**OBJECTIVE**
Once the pictures are set aside, transcribe the remaining data exactly.

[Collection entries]

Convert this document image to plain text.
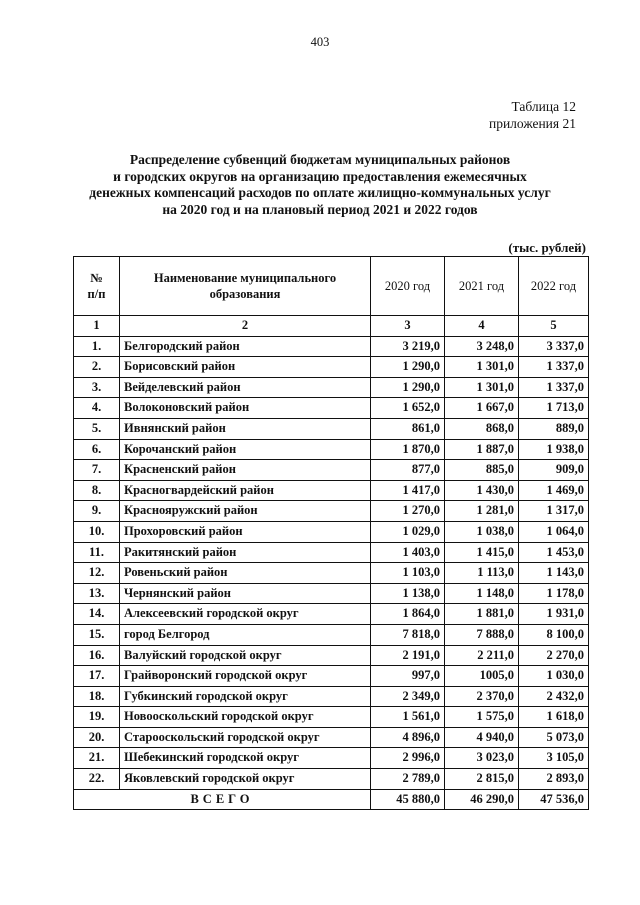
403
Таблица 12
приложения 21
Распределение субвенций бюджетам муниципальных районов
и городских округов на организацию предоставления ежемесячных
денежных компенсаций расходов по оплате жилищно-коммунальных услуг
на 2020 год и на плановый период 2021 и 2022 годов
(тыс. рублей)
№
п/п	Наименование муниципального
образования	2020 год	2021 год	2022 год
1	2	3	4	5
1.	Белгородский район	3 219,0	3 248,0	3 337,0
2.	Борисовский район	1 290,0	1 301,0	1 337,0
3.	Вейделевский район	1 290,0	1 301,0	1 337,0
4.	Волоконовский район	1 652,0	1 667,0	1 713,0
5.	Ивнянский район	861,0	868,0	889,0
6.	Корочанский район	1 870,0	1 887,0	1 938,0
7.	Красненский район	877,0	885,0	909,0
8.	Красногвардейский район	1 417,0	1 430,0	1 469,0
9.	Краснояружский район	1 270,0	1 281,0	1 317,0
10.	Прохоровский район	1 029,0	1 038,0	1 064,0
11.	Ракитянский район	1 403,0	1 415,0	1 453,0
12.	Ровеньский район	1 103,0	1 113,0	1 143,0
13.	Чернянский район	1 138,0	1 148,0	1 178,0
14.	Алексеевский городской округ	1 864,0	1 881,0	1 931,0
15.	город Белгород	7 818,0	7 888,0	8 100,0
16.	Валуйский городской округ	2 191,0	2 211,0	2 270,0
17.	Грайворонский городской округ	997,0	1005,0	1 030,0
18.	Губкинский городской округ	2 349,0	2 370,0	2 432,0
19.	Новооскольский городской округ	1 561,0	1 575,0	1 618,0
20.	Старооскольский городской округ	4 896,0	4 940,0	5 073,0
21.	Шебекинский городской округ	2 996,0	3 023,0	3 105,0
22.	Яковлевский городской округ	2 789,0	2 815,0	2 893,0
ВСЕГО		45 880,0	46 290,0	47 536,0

**PROBLEM SOLUTION**
Convert this document image to plain text.
403
Таблица 12
приложения 21
Распределение субвенций бюджетам муниципальных районов
и городских округов на организацию предоставления ежемесячных
денежных компенсаций расходов по оплате жилищно-коммунальных услуг
на 2020 год и на плановый период 2021 и 2022 годов
(тыс. рублей)
№
п/п	Наименование муниципального
образования	2020 год	2021 год	2022 год
1	2	3	4	5
1.	Белгородский район	3 219,0	3 248,0	3 337,0
2.	Борисовский район	1 290,0	1 301,0	1 337,0
3.	Вейделевский район	1 290,0	1 301,0	1 337,0
4.	Волоконовский район	1 652,0	1 667,0	1 713,0
5.	Ивнянский район	861,0	868,0	889,0
6.	Корочанский район	1 870,0	1 887,0	1 938,0
7.	Красненский район	877,0	885,0	909,0
8.	Красногвардейский район	1 417,0	1 430,0	1 469,0
9.	Краснояружский район	1 270,0	1 281,0	1 317,0
10.	Прохоровский район	1 029,0	1 038,0	1 064,0
11.	Ракитянский район	1 403,0	1 415,0	1 453,0
12.	Ровеньский район	1 103,0	1 113,0	1 143,0
13.	Чернянский район	1 138,0	1 148,0	1 178,0
14.	Алексеевский городской округ	1 864,0	1 881,0	1 931,0
15.	город Белгород	7 818,0	7 888,0	8 100,0
16.	Валуйский городской округ	2 191,0	2 211,0	2 270,0
17.	Грайворонский городской округ	997,0	1005,0	1 030,0
18.	Губкинский городской округ	2 349,0	2 370,0	2 432,0
19.	Новооскольский городской округ	1 561,0	1 575,0	1 618,0
20.	Старооскольский городской округ	4 896,0	4 940,0	5 073,0
21.	Шебекинский городской округ	2 996,0	3 023,0	3 105,0
22.	Яковлевский городской округ	2 789,0	2 815,0	2 893,0
ВСЕГО		45 880,0	46 290,0	47 536,0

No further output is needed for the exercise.